---- SELECTED TEXT

= Patricia MacCormack =

Australian scholar

Patricia MacCormack is an Australian scholar who lives and works in London, England. Currently she is Professor of Continental Philosophy in English and Media at Anglia Ruskin University, Cambridge.

She has published extensively on philosophers including Gilles Deleuze, Felix Guattari, Maurice Blanchot, Michel Serres, Luce Irigaray, and concepts such as queer theory, teratology, body modification, posthuman theory, animal rights, horror films and antinatalism. In 2013 she was a visiting Leverhulme Fellow at the University of California, Santa Barbara.

--------
---- ENTRIES SHOWN

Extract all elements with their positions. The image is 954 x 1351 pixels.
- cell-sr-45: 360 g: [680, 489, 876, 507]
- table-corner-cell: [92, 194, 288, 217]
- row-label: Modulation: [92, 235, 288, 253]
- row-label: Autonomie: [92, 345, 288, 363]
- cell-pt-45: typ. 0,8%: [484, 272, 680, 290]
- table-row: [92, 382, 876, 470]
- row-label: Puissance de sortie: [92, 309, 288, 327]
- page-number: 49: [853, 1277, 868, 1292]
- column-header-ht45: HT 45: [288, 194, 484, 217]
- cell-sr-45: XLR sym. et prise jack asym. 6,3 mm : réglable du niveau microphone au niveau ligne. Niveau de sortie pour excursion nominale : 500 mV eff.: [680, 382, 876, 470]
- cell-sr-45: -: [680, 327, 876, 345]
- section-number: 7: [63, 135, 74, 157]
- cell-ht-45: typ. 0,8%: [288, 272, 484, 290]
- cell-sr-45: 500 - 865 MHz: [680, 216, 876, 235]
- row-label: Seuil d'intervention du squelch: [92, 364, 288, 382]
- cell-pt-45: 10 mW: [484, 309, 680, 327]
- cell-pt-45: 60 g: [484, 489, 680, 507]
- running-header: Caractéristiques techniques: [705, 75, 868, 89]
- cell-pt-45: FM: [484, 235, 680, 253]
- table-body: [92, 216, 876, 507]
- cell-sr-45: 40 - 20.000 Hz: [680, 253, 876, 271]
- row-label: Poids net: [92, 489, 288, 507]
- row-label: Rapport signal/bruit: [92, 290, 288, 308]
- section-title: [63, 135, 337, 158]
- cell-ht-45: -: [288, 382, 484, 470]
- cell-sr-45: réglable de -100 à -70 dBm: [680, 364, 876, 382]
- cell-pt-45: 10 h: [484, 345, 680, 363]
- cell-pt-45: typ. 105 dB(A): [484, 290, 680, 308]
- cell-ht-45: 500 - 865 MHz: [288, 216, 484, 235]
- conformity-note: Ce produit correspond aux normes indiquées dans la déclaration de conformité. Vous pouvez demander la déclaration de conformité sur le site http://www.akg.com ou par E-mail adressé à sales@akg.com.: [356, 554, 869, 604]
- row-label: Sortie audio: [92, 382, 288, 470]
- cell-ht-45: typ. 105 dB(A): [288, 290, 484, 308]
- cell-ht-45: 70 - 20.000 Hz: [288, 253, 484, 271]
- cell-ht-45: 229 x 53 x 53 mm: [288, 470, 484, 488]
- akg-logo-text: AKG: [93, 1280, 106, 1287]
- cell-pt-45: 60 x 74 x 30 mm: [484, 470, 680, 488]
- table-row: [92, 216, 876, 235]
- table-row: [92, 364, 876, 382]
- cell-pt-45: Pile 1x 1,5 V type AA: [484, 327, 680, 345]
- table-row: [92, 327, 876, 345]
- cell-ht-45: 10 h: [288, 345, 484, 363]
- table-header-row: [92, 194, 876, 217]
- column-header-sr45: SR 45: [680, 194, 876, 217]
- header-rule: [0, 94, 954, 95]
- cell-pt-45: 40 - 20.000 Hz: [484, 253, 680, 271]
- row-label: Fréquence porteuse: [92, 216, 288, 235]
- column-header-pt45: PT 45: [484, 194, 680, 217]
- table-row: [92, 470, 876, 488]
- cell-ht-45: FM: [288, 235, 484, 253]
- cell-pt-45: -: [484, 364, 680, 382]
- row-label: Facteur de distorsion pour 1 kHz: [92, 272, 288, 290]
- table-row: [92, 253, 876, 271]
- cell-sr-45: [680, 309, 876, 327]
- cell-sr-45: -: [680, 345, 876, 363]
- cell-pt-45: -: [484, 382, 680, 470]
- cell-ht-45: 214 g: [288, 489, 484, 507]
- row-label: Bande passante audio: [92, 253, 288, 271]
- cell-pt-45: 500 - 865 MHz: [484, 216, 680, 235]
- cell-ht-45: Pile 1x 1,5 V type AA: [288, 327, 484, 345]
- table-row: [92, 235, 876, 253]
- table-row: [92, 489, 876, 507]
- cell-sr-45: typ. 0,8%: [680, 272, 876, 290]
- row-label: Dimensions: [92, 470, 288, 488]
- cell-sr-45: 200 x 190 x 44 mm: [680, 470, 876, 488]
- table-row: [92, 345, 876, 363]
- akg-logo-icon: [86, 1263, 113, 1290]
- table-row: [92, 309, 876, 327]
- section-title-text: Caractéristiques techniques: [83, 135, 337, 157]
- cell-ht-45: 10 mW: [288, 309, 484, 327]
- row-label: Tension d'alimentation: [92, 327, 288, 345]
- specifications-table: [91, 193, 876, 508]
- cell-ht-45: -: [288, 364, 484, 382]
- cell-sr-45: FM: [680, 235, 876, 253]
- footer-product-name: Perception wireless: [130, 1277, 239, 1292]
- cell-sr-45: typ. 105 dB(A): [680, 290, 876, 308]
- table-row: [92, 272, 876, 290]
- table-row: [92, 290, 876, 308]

--------

**TASKS FOR THIS EXERCISE**
- 1) According to the Patricia MacCormack profile, where did she spend 2013 as a visiting Leverhulme Fellow?
- 2) Repeat word for word everything in the Patricia MacCormack profile from "Patricia MacCormack is" down to "Ruskin University, Cambridge.".

**ANSWERS BY TASK**
- 1) The University of California, Santa Barbara.

- 2)
Patricia MacCormack is an Australian scholar who lives and works in London, England. Currently she is Professor of Continental Philosophy in English and Media at Anglia Ruskin University, Cambridge.